-- Source data start --

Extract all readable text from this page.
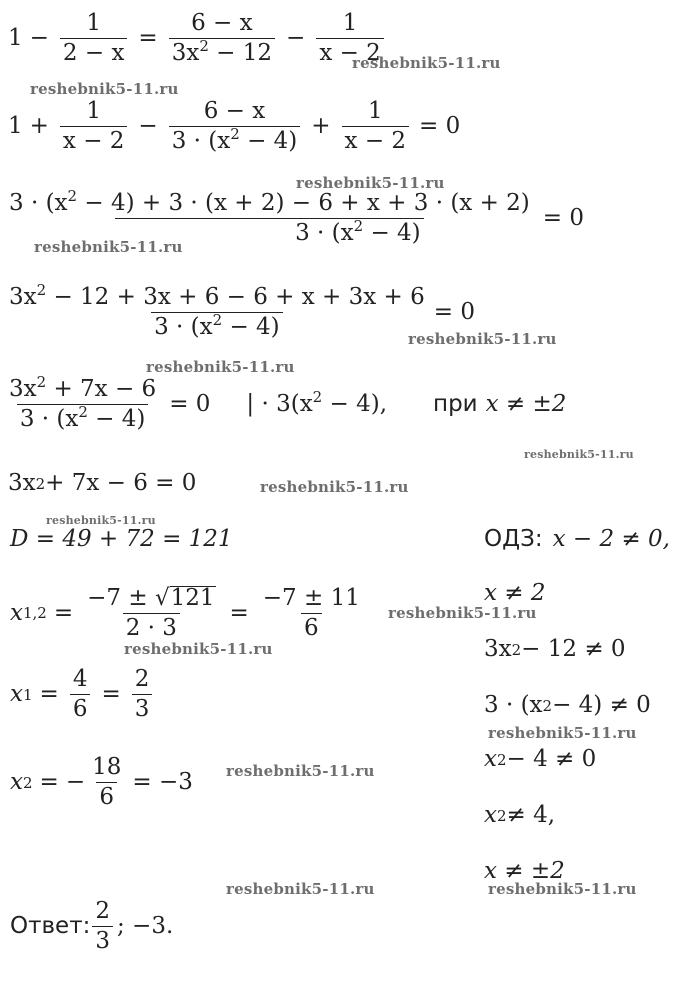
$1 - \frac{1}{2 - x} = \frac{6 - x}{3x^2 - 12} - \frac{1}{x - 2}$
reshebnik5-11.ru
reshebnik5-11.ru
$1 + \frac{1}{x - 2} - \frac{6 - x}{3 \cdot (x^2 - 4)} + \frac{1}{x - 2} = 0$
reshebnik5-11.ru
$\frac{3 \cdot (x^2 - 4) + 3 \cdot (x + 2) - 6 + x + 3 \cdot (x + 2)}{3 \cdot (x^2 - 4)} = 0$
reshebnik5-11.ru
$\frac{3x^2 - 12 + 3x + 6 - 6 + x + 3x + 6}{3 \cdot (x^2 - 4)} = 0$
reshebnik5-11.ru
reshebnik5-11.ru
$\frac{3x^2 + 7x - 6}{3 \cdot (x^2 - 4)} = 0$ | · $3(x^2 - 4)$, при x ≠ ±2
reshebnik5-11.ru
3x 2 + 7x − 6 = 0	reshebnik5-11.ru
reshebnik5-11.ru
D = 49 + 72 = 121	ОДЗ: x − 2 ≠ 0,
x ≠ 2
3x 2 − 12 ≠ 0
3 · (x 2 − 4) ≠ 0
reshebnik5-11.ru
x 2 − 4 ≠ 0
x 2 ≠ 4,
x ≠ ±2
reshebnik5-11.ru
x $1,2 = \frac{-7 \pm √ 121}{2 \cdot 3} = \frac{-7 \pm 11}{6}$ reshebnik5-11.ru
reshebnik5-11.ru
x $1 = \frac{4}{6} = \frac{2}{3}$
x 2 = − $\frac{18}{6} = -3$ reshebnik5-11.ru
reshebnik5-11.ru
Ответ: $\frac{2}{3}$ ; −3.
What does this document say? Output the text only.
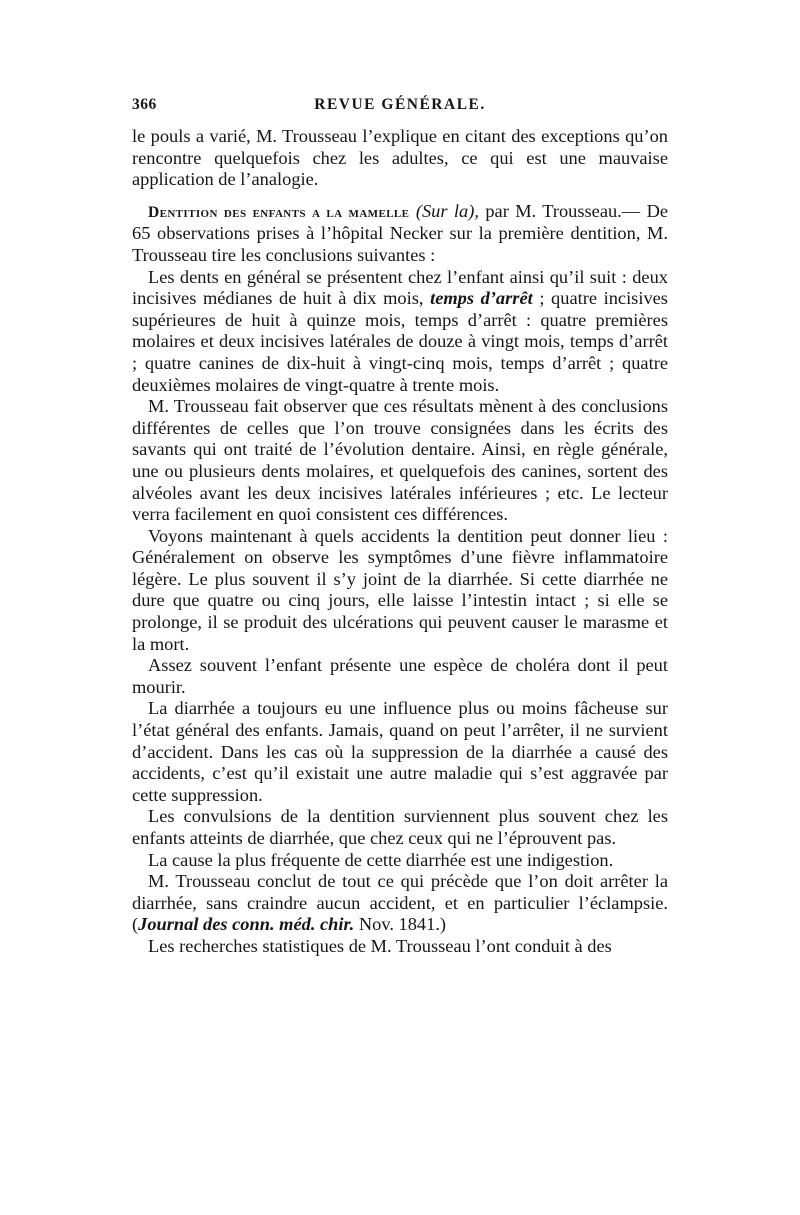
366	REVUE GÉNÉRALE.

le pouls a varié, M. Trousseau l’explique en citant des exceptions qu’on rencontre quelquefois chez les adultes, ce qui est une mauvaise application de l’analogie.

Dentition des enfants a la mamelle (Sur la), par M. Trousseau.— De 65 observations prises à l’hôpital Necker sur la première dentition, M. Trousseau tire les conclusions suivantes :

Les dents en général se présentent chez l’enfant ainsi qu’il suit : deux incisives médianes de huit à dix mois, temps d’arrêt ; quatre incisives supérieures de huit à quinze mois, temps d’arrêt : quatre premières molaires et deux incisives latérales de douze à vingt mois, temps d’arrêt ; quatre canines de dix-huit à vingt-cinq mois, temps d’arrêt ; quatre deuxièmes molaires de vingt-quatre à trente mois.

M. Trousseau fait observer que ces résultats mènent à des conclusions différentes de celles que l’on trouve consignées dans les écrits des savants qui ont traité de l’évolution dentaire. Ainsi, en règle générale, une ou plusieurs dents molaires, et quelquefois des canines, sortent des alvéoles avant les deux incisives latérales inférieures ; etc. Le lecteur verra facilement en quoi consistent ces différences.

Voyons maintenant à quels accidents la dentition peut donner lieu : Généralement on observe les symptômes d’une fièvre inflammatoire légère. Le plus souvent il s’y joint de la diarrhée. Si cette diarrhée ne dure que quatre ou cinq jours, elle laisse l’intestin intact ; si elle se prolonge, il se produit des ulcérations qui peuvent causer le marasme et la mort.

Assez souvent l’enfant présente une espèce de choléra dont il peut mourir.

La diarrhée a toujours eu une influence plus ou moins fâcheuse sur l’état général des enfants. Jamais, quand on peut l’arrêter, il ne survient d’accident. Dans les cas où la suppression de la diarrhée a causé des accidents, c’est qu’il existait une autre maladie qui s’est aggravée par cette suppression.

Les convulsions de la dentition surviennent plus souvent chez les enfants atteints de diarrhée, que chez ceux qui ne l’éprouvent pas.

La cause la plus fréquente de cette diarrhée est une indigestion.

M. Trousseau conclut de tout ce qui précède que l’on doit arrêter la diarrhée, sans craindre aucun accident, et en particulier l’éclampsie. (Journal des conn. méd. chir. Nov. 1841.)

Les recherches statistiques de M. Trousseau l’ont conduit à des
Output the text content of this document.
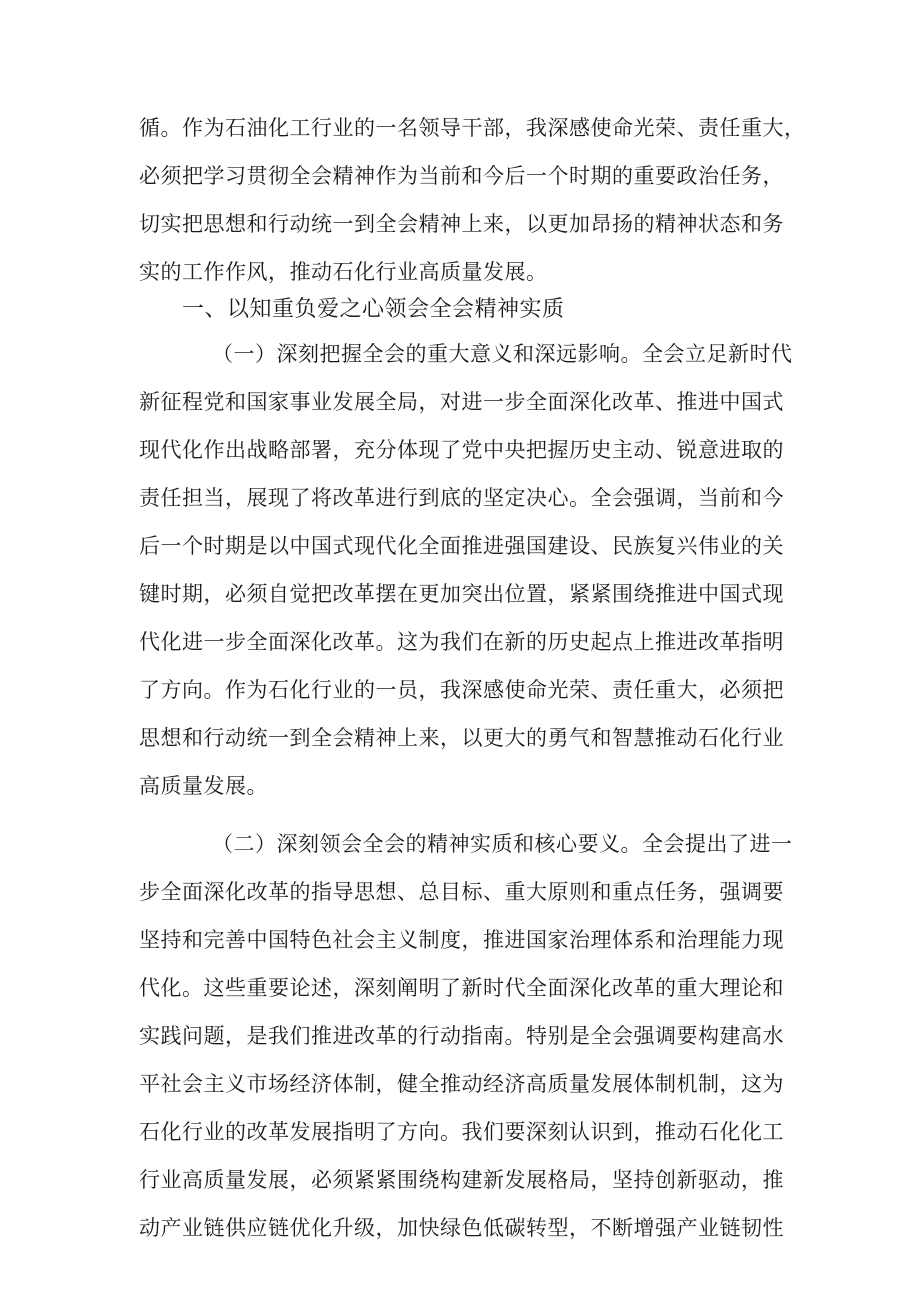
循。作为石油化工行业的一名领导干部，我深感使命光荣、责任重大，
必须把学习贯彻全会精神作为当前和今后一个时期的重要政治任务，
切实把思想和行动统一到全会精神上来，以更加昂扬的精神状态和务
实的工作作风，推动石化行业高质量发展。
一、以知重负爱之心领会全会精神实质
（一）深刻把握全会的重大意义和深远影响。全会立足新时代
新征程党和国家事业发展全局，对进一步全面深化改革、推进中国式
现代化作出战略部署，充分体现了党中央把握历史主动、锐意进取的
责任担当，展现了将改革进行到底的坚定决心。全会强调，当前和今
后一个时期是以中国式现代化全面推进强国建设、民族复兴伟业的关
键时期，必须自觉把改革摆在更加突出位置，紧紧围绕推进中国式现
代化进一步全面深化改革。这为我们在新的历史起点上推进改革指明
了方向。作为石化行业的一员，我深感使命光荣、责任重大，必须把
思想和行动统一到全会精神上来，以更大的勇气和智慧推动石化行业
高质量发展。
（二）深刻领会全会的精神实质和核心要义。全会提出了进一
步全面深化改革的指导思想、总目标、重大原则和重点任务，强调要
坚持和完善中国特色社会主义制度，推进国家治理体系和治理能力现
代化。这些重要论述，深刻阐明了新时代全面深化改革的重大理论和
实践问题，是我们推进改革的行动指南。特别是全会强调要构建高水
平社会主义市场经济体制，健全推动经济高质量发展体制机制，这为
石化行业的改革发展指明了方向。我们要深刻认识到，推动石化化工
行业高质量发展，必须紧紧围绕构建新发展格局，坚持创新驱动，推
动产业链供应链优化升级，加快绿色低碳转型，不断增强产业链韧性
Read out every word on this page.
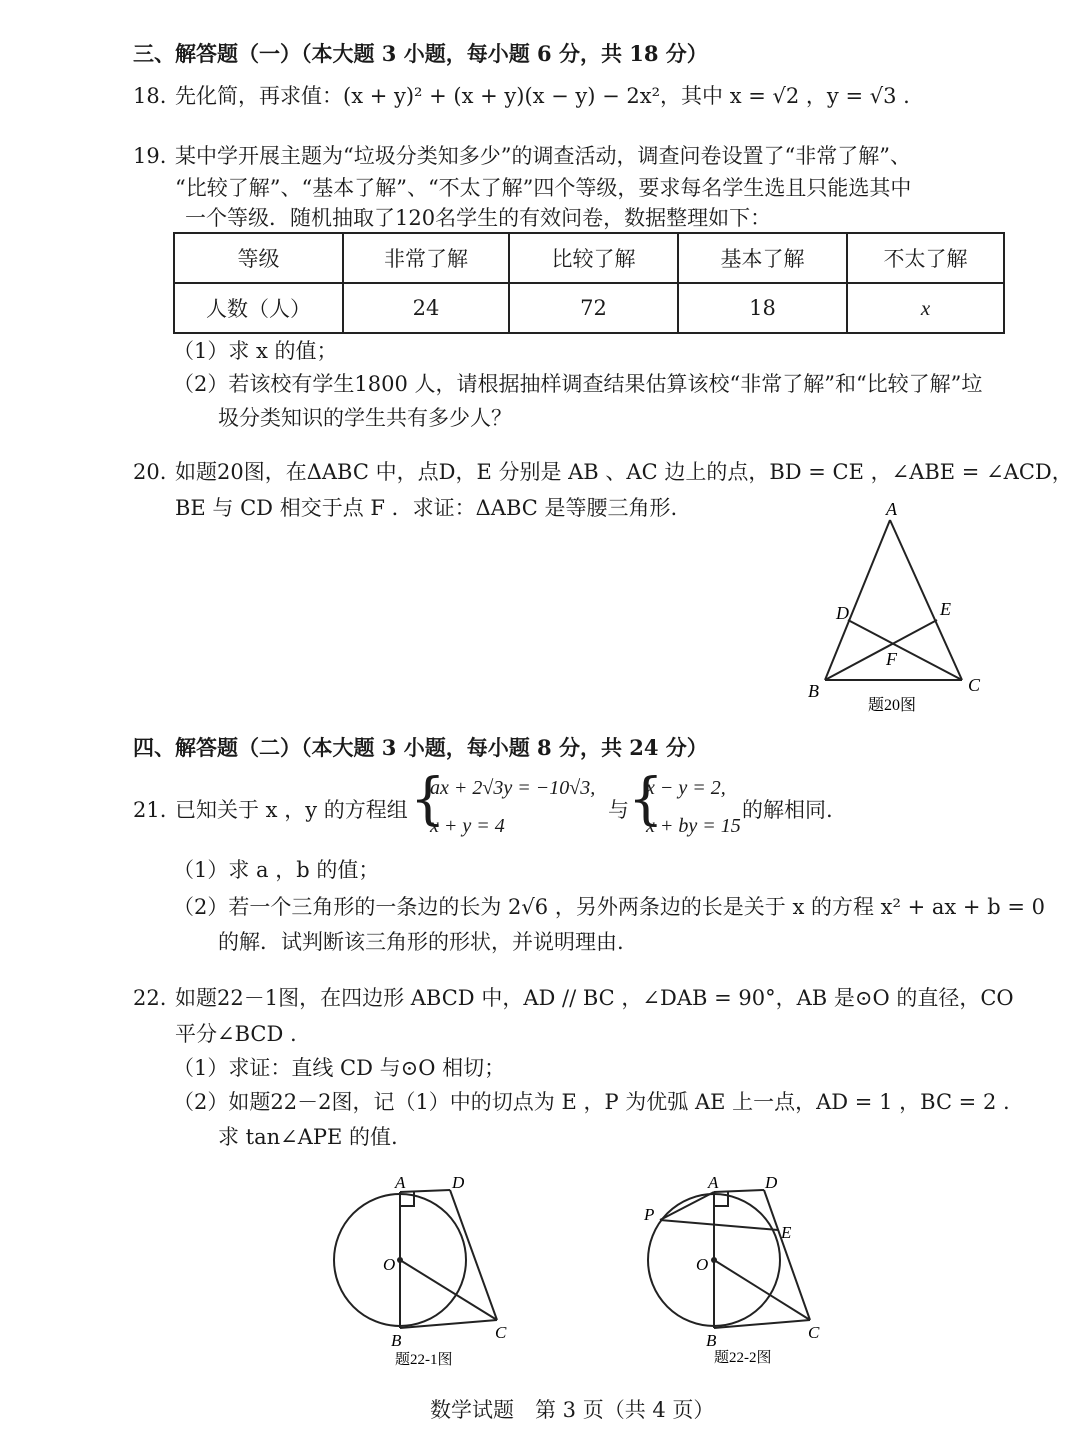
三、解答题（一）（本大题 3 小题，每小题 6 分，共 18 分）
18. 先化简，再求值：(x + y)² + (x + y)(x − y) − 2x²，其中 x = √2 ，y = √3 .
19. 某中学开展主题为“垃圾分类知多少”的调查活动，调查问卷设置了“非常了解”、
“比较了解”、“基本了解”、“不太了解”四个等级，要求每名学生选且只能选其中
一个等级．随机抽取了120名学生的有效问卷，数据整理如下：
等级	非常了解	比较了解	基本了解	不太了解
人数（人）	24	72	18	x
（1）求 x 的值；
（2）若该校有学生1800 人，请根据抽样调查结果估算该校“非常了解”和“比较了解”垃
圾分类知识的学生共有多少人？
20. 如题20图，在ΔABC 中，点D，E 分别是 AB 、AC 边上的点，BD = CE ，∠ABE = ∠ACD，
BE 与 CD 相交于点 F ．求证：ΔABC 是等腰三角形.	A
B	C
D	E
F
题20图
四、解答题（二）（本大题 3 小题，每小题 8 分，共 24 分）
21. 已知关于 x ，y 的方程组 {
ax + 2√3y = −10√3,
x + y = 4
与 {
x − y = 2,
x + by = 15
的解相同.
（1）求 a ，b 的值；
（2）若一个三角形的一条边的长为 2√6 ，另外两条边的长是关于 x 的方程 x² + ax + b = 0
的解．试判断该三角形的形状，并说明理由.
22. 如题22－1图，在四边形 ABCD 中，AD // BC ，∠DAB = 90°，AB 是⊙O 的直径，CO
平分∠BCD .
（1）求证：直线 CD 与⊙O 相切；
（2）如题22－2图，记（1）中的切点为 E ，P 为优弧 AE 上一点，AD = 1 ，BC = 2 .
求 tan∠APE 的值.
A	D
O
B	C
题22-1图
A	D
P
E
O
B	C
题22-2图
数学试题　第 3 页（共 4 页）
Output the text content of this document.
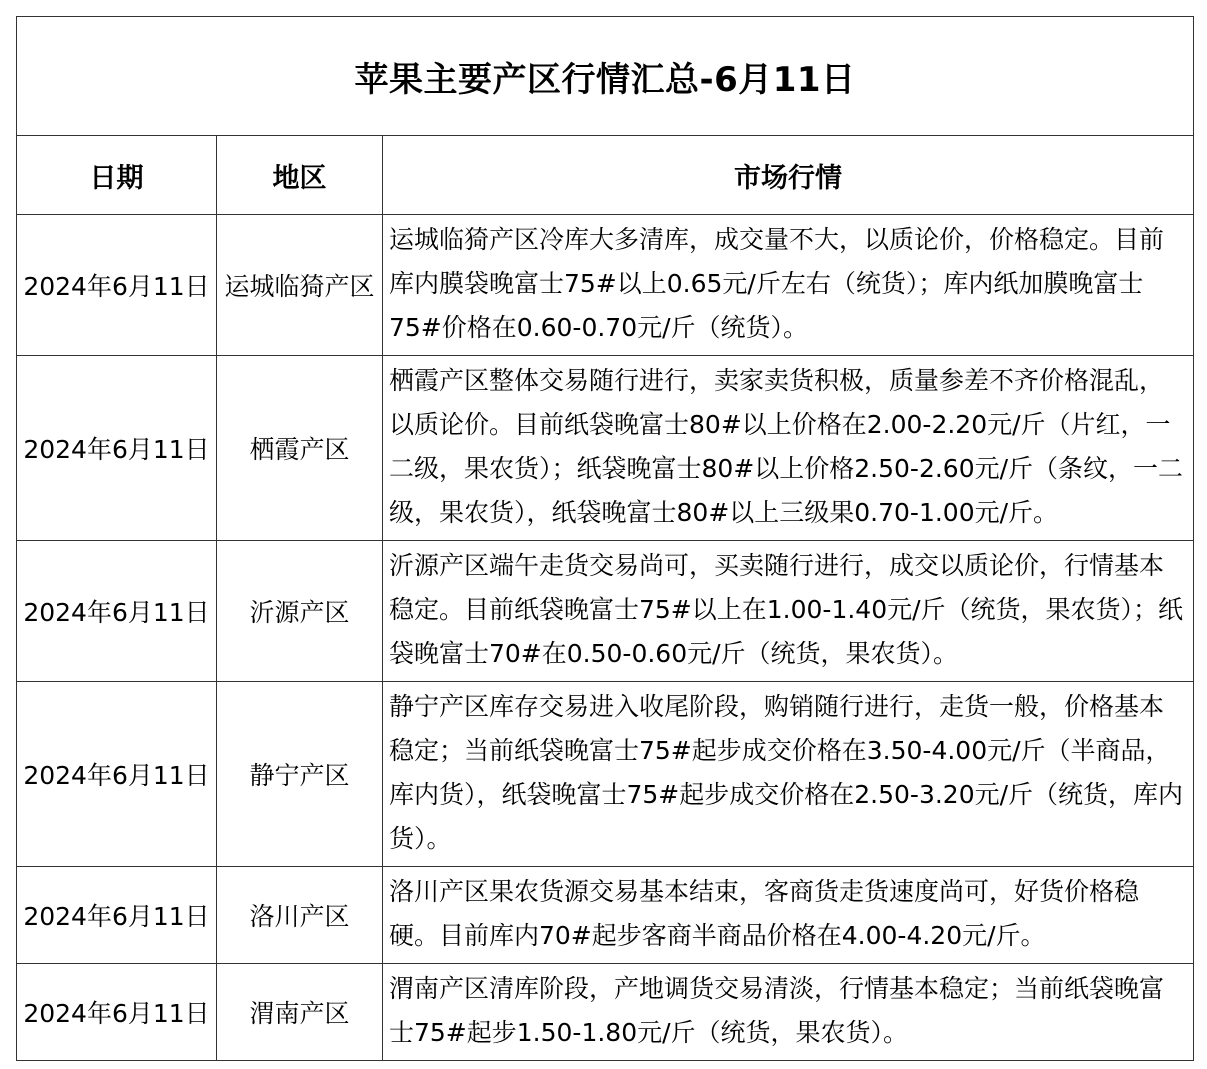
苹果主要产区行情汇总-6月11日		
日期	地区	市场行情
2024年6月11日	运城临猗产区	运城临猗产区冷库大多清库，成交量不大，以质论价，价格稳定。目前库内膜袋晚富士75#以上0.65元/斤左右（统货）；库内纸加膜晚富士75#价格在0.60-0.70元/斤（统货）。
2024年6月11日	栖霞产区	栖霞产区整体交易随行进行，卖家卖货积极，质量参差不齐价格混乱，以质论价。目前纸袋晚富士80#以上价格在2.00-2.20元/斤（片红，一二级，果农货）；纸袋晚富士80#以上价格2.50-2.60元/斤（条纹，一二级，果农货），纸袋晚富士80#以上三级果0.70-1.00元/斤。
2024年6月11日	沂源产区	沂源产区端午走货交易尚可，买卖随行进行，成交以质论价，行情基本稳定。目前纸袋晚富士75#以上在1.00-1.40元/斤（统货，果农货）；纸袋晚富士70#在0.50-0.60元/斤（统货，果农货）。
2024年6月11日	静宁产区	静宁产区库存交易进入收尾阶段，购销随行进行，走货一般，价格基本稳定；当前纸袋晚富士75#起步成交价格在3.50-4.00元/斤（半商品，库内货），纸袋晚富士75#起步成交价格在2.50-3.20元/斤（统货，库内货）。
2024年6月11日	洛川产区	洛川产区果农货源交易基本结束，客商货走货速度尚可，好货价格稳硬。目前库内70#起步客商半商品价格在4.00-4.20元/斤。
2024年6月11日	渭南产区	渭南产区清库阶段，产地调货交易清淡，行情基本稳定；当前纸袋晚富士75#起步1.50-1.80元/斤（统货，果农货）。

-- Source data end --

> _Instruction_
Copy out all lines from the material above that contain the string "diarrhée".

> _Expected output_
Voyons maintenant à quels accidents la dentition peut donner lieu : Généralement on observe les symptômes d’une fièvre inflammatoire légère. Le plus souvent il s’y joint de la diarrhée. Si cette diarrhée ne dure que quatre ou cinq jours, elle laisse l’intestin intact ; si elle se prolonge, il se produit des ulcérations qui peuvent causer le marasme et la mort.
La diarrhée a toujours eu une influence plus ou moins fâcheuse sur l’état général des enfants. Jamais, quand on peut l’arrêter, il ne survient d’accident. Dans les cas où la suppression de la diarrhée a causé des accidents, c’est qu’il existait une autre maladie qui s’est aggravée par cette suppression.
Les convulsions de la dentition surviennent plus souvent chez les enfants atteints de diarrhée, que chez ceux qui ne l’éprouvent pas.
La cause la plus fréquente de cette diarrhée est une indigestion.
M. Trousseau conclut de tout ce qui précède que l’on doit arrêter la diarrhée, sans craindre aucun accident, et en particulier l’éclampsie. (Journal des conn. méd. chir. Nov. 1841.)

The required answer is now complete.